*WHAT YOU SHOULD DO:*
Each line that holds the word "запись" should be returned.

====

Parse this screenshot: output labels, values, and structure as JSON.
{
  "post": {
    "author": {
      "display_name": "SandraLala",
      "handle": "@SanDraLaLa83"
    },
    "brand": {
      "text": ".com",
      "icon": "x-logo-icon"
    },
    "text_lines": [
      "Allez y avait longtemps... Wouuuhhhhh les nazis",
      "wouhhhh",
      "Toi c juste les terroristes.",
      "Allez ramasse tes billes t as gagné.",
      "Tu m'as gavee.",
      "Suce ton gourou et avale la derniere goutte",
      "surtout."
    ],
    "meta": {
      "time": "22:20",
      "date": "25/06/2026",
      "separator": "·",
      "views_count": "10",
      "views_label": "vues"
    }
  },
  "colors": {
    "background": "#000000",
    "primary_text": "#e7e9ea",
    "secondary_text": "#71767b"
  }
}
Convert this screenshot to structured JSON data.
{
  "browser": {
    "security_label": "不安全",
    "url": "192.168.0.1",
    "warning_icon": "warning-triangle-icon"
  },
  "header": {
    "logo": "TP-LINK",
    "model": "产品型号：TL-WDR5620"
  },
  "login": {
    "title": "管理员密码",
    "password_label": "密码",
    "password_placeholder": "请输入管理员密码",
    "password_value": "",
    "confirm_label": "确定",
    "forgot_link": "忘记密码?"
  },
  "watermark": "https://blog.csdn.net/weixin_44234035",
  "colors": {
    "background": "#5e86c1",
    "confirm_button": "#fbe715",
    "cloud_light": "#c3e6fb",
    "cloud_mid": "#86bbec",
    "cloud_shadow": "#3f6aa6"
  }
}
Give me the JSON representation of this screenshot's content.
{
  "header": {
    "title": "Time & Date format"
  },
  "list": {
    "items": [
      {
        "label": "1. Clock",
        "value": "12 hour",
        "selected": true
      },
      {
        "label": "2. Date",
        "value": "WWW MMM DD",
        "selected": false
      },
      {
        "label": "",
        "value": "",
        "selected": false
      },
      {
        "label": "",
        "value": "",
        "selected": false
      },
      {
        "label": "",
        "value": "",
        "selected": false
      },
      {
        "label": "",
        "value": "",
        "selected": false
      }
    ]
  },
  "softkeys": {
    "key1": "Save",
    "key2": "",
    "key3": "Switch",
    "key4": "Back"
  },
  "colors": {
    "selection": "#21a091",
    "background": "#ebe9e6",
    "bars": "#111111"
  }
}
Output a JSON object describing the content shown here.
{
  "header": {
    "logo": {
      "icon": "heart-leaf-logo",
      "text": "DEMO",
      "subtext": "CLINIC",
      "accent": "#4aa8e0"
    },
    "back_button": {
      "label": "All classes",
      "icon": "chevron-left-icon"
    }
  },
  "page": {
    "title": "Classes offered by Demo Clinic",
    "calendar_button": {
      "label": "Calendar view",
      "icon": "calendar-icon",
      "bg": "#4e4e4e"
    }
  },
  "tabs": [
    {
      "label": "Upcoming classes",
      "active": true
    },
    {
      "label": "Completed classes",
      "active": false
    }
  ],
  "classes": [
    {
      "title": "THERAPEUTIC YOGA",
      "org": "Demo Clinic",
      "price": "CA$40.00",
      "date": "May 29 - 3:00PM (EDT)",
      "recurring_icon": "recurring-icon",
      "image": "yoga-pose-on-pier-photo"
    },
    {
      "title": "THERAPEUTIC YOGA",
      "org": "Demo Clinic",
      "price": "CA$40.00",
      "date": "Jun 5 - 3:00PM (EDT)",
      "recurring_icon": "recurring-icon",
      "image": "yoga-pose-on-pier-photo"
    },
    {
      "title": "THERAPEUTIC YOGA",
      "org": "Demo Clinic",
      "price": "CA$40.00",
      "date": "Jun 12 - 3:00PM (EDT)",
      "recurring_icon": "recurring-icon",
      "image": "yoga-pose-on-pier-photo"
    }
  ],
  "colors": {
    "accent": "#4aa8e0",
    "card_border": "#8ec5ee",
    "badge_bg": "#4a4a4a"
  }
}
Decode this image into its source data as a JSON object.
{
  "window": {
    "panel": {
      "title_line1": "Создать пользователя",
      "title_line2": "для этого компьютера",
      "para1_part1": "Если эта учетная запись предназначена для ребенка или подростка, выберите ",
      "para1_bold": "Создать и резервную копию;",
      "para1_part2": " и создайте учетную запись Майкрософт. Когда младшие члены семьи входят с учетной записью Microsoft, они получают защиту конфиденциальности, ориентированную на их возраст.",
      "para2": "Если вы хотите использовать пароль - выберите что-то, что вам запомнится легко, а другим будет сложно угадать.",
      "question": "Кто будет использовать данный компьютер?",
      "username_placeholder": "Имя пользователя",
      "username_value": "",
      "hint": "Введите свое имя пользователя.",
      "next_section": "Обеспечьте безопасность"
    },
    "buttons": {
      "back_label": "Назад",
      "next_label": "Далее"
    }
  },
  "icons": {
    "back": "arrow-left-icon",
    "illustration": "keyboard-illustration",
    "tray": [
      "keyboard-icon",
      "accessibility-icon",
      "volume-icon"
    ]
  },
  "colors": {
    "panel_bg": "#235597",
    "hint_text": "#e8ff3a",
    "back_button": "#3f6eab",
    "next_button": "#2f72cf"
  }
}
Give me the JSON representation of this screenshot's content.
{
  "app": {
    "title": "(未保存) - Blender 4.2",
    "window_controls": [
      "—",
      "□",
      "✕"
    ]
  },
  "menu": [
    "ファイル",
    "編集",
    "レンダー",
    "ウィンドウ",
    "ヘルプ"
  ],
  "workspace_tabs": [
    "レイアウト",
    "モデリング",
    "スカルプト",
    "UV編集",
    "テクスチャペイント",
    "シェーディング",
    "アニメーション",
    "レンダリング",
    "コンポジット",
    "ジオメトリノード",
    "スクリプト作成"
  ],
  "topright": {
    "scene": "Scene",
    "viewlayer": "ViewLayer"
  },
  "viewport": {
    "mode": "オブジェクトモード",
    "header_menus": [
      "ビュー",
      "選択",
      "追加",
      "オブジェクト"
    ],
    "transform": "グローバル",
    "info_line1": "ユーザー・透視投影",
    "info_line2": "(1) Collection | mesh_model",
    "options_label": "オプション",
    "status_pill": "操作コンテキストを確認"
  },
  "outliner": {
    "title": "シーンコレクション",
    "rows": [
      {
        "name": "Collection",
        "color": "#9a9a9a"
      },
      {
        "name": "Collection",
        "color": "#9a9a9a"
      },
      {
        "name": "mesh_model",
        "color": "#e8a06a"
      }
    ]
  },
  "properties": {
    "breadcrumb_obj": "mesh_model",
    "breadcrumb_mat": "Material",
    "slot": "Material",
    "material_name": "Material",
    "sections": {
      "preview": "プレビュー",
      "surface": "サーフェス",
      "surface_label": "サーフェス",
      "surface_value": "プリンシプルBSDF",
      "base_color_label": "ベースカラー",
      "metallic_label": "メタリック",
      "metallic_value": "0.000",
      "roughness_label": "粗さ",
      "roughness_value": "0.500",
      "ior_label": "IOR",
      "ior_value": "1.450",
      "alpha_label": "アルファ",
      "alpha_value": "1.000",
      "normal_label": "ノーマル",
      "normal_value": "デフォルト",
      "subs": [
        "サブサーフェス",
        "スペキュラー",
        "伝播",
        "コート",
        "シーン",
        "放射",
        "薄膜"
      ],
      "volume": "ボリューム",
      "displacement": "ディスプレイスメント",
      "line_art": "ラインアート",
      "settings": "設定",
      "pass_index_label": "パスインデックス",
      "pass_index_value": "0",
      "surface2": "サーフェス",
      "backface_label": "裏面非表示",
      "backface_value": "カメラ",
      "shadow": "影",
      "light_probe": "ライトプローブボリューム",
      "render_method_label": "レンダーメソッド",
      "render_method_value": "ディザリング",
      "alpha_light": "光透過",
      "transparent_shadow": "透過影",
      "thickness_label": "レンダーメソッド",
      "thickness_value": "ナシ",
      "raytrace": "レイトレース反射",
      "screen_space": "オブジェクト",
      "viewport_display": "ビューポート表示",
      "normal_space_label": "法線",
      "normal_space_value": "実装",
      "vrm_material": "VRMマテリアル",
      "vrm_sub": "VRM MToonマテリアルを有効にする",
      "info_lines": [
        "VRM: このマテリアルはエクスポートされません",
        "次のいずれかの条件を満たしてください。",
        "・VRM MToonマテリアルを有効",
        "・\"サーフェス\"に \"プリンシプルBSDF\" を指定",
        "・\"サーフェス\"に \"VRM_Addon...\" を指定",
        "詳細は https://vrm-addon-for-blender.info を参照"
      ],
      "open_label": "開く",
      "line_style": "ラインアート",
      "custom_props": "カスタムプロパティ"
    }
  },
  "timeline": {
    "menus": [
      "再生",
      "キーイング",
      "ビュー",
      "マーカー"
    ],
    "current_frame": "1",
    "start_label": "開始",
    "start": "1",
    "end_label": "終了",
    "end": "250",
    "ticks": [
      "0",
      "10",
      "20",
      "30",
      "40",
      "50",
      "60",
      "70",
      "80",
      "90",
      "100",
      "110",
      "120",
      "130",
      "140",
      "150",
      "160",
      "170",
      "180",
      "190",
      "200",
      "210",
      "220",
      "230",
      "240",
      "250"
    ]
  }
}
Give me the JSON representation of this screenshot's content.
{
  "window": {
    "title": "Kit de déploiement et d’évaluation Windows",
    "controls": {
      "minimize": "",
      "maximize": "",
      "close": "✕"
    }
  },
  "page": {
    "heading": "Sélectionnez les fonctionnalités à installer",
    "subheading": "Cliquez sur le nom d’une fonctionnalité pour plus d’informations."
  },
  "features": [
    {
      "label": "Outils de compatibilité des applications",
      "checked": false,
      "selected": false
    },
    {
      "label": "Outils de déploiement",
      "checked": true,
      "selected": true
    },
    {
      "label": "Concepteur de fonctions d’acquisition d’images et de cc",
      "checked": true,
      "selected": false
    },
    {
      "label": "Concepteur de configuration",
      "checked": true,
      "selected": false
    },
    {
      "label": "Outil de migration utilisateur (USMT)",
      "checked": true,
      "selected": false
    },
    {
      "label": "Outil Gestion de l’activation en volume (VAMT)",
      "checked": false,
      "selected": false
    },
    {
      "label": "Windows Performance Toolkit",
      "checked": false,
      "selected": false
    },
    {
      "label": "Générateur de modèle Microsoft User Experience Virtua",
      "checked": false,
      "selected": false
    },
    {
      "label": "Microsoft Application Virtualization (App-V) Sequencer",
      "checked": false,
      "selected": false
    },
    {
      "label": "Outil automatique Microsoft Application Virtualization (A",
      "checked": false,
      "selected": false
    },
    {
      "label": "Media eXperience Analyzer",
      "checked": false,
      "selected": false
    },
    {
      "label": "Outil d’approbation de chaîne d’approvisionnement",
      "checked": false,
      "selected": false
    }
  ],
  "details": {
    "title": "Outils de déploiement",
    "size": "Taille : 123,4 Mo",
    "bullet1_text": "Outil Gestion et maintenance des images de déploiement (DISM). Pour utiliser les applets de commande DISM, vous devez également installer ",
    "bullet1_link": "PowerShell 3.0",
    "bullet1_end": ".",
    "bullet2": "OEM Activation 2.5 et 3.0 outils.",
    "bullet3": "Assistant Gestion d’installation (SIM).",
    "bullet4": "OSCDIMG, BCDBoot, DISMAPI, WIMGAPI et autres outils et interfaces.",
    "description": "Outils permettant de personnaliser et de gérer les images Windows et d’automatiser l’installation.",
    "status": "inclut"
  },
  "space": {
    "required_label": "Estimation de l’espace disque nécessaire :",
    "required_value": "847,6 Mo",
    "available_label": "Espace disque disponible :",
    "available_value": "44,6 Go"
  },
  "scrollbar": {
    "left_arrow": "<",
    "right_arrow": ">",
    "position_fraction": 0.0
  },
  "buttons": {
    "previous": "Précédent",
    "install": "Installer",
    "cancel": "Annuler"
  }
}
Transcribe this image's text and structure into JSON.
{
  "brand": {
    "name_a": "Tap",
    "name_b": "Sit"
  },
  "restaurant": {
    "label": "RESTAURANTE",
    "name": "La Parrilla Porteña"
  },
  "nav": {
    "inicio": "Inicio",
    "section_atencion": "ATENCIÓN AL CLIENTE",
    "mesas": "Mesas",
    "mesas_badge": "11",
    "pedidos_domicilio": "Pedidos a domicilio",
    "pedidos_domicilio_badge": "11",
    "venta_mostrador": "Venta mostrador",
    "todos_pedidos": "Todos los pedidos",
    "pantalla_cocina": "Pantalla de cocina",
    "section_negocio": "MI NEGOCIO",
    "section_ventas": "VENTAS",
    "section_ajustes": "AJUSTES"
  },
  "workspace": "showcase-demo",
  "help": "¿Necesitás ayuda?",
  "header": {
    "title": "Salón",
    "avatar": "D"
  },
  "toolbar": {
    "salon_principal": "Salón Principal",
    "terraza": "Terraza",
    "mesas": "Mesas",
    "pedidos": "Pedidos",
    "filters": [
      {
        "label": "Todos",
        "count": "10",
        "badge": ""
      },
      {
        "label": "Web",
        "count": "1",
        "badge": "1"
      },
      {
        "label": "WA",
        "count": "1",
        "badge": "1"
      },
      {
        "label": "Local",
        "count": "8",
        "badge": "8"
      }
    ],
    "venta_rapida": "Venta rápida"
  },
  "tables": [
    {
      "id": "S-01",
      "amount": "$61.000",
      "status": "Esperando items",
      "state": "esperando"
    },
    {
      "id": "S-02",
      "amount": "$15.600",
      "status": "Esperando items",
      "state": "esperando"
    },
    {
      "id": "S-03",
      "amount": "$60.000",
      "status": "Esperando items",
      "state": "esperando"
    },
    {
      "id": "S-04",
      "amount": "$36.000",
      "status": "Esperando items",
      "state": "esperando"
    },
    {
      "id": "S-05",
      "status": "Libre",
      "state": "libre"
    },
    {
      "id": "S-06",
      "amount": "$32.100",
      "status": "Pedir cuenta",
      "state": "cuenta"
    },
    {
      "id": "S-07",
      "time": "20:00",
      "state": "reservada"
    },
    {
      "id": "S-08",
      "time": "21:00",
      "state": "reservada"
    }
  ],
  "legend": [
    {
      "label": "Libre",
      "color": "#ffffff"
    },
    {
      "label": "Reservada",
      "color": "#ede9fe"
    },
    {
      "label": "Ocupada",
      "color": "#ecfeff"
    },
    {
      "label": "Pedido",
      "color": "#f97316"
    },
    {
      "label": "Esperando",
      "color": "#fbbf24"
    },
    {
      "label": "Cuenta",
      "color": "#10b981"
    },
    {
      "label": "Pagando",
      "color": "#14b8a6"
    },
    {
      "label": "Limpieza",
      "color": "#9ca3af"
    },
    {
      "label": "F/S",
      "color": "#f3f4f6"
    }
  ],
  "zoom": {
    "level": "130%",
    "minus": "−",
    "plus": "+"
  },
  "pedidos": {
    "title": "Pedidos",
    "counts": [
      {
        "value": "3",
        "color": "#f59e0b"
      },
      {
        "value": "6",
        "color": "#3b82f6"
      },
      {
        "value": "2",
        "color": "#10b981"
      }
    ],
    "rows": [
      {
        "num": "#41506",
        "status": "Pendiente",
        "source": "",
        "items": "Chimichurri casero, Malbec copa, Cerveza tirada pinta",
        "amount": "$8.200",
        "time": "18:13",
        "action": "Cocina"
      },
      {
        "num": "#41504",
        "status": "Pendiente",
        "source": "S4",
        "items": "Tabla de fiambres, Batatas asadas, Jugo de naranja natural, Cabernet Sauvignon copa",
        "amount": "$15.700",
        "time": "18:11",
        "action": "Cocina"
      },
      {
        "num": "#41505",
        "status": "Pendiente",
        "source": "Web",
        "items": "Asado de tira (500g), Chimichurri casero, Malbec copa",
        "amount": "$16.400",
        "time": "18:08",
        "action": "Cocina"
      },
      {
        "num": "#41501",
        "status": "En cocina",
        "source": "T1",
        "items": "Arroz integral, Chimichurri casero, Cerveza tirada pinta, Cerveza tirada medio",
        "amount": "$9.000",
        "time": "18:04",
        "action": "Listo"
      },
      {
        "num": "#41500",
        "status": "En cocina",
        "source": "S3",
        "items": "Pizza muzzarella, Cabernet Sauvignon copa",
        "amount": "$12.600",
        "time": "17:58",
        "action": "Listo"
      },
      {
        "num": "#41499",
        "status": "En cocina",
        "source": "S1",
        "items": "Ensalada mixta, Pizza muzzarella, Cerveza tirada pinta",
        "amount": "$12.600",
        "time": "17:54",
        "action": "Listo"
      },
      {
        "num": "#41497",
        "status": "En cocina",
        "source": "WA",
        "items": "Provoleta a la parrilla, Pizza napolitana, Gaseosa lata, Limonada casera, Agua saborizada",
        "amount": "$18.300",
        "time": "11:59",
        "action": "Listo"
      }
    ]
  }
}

====

*RESULT:*
      "para1_part1": "Если эта учетная запись предназначена для ребенка или подростка, выберите ",
      "para1_part2": " и создайте учетную запись Майкрософт. Когда младшие члены семьи входят с учетной записью Microsoft, они получают защиту конфиденциальности, ориентированную на их возраст.",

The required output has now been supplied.